**Excerpt:**
[Start of Attachment]

Monday, October 26, 2015

a simple dinner party

Last week, our community had five volunteers from a college stay with us and volunteer their time in our homes and day programs as part of a service learning trip. Two of them stayed and helped out at the house where I live, while the other three shared time at our other houses. During the day, they were involved in other things, such as helping at our day programs, or participating in formation and small group discussions. In the evenings they would come back to the house to spend time with our core members and to help out in other ways.

Another group of seven volunteers from the same college stayed at another site in Kansas City. One of the evenings that the volunteers were here, our house hosted all five that were staying in our community, as well as the seven at the other site. We set up an extra table end-to-end with our regular dining room table, and sixteen people sat around it enjoying a nice dinner and some fun conversation about all of the things they had been experiencing that week.

At one point, David, one of the core members, excused himself from the table and took his plate into the kitchen. After putting it in the dishwasher, he went upstairs to his room where I assumed he was going to stay and listen to his music or watch TV.

A few minutes later he came back downstairs bringing with him his karaoke machine. The conversation began to diminish as we all turned to see what he was doing. David sat the karaoke machine down in the corner of the room and plugged it into the wall. Taking the microphone in his hand, and turning it on, he turned and began to address the rest of us in the room.

He started by welcoming everyone, and then said that he was going to be handing out some awards. As he said this, he gestured to the top of the nearby china cabinet where his sand art collection was displayed. One of David's favorite hobbies is making sand art using colored sand and small, clear, plastic bottles. He buys kits from the store and will spend entire afternoons at the dining room table layering different colors of sand into bottles of different shapes and sizes.

One by one, he called each of the volunteers forward, starting with those who had been staying in our community, and presented them with a carefully selected sand art bottle. After the five of them had graciously received their awards, he began calling forward the volunteers we had just met that evening. Each person present in the room received one of his sand art creations, as well as some kind and affirming words. By some coincidence, or perhaps there was some other force at work, he had just enough bottles for everyone present.

The awards were simply small plastic bottles, filled with colored sand. It's hard to say how long they had been sitting on top of the china cabinet. But, in that moment, they became items of special worth. The reactions of the volunteers, as they were called forth and received one of the bottles, was as if they had won something of significance. The mood in the room changed from one of casual conversation to one of celebration and excitement. All of this was because David, a man with Down's Syndrome, decided it was time for an awards ceremony.

[End of Attachment]

**Set of tasks:**
**a)** In the dinner party story, how many people sat around the joined tables for dinner?
**b)** Write out the part of the dinner party story that begins at the words "One by one, he" and stops after "for everyone present.", renaming "volunteers" to "students".
These entries come from a different source than the dinner party story.

Document understanding data:
[Start of Attachment]

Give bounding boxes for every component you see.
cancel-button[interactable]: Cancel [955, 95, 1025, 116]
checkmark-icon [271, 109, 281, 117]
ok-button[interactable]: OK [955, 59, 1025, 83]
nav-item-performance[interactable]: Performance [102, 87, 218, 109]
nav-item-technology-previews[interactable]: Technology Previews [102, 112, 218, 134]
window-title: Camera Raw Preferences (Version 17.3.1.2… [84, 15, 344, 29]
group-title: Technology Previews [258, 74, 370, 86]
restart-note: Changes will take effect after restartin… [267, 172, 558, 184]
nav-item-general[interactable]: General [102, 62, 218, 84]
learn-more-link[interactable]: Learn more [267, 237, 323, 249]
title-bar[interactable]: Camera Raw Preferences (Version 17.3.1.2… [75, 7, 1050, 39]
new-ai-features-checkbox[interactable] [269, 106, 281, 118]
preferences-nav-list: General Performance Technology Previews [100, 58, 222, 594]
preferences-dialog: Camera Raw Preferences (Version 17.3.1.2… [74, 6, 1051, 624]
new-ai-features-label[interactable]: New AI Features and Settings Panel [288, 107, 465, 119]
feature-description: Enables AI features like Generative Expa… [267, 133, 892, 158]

[End of Attachment]

**Response list:**
**a)** Sixteen people.

**b)**
One by one, he called each of the students forward, starting with those who had been staying in our community, and presented them with a carefully selected sand art bottle. After the five of them had graciously received their awards, he began calling forward the students we had just met that evening. Each person present in the room received one of his sand art creations, as well as some kind and affirming words. By some coincidence, or perhaps there was some other force at work, he had just enough bottles for everyone present.